WHAT IS EXPECTED:
The result should be every line in the data below that carries the string "this".

RECORDED INFORMATION:
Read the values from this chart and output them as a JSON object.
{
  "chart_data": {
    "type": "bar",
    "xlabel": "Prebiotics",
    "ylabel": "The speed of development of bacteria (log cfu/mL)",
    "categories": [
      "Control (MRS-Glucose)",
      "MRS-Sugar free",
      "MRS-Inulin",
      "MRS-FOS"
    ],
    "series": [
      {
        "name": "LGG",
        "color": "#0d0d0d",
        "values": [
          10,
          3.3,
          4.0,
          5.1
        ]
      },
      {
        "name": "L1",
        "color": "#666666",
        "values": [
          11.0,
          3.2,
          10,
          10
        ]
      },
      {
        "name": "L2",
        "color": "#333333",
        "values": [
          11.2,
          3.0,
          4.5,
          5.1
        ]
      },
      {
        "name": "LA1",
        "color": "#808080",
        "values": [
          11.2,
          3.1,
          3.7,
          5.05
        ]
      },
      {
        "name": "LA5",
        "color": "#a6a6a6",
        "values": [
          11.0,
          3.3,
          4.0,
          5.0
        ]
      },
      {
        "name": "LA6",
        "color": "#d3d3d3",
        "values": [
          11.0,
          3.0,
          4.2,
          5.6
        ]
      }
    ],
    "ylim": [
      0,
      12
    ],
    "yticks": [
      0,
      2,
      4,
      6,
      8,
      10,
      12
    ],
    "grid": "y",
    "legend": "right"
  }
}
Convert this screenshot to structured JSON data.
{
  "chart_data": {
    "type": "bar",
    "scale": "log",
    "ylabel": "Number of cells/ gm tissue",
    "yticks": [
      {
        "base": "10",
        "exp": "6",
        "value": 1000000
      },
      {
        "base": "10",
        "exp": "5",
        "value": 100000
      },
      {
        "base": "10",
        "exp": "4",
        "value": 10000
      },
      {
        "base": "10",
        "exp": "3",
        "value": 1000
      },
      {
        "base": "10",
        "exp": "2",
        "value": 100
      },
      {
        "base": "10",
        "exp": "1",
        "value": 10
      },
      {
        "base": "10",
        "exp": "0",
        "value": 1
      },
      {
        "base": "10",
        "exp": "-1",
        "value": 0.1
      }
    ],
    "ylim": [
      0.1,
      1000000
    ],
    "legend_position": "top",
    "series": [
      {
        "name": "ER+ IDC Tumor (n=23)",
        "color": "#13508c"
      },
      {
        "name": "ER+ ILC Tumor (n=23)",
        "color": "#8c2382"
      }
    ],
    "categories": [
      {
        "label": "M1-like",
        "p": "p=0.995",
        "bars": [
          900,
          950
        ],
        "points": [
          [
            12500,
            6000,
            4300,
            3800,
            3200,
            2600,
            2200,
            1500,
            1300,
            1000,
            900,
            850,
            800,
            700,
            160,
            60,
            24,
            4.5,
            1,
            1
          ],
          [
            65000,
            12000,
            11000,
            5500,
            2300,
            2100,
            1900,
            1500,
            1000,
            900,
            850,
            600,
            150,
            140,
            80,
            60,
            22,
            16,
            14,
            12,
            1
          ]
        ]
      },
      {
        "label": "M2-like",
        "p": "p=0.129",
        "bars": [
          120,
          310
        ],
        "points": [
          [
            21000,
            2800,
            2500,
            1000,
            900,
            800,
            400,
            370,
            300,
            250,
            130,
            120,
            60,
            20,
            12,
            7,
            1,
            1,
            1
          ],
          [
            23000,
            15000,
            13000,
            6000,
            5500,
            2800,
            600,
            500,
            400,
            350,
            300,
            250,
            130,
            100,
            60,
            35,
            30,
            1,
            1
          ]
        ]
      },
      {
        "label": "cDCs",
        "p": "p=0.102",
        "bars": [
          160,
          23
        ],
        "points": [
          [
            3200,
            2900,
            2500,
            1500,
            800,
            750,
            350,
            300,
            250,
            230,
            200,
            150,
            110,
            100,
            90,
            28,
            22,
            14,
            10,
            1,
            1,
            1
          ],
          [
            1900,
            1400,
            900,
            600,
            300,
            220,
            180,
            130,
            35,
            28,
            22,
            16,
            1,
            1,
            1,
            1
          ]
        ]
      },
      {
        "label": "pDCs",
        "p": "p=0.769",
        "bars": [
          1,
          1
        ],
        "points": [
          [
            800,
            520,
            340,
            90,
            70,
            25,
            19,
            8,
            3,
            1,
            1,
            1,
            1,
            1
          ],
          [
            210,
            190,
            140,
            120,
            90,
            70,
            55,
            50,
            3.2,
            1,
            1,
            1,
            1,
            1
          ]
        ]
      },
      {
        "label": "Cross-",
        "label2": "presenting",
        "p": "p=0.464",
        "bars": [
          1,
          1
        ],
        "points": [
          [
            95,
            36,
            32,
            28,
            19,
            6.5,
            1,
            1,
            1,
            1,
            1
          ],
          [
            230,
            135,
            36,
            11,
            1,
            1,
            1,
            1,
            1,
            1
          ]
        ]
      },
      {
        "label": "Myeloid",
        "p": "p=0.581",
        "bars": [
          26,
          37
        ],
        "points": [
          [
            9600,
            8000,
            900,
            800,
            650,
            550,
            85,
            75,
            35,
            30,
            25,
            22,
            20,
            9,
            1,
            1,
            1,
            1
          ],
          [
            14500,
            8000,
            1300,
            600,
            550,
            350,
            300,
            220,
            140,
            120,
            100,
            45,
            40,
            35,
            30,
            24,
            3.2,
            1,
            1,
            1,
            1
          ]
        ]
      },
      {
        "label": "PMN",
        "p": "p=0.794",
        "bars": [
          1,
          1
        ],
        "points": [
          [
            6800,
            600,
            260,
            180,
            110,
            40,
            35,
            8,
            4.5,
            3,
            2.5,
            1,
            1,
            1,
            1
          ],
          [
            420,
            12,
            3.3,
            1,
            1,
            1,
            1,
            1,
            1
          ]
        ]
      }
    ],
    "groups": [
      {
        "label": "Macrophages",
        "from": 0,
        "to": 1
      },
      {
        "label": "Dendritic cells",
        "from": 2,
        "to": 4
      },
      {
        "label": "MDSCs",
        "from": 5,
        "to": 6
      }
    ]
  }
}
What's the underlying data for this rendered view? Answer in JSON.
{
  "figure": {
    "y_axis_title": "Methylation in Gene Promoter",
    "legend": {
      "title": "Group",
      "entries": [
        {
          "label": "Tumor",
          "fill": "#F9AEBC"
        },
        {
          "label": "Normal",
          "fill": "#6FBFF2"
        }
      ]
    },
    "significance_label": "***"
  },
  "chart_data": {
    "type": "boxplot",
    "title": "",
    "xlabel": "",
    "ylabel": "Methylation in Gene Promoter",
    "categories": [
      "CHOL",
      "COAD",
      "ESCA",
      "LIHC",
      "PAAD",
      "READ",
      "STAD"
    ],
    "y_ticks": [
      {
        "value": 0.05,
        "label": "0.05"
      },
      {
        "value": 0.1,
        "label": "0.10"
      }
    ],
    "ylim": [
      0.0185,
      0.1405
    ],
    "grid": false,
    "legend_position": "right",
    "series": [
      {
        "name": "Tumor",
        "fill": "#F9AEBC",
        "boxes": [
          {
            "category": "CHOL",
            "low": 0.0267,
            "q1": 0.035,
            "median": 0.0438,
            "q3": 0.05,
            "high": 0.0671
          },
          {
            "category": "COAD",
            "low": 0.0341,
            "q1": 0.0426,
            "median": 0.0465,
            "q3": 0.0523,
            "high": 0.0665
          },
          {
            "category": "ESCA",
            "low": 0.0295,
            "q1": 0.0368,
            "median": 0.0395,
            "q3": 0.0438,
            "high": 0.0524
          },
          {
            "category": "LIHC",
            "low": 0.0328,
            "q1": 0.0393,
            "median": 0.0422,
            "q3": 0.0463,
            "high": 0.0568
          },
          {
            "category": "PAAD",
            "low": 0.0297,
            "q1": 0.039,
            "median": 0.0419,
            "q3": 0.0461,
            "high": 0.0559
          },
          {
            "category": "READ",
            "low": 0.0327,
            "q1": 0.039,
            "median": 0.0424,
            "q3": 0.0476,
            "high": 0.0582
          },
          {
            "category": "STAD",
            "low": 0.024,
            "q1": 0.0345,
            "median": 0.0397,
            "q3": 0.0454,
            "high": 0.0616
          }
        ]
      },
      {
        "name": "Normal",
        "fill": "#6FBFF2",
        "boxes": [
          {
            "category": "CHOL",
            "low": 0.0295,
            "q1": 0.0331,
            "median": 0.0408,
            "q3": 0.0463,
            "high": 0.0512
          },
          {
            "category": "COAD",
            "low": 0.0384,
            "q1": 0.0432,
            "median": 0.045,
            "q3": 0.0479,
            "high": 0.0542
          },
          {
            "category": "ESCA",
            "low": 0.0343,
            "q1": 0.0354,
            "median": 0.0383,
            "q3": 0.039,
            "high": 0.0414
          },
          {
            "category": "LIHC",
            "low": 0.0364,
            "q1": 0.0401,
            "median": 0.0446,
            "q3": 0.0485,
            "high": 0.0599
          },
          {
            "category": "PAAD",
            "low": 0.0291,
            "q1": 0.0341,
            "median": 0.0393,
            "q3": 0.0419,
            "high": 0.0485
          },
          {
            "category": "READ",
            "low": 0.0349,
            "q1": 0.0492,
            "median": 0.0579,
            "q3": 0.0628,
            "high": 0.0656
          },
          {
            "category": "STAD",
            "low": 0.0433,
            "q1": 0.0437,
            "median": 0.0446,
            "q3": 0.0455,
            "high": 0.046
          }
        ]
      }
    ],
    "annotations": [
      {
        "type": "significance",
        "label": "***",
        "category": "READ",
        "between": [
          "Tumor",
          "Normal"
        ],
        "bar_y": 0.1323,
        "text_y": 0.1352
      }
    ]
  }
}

OUTPUT BELOW:
Read the values from this chart and output them as a JSON object.
Convert this screenshot to structured JSON data.
What's the underlying data for this rendered view? Answer in JSON.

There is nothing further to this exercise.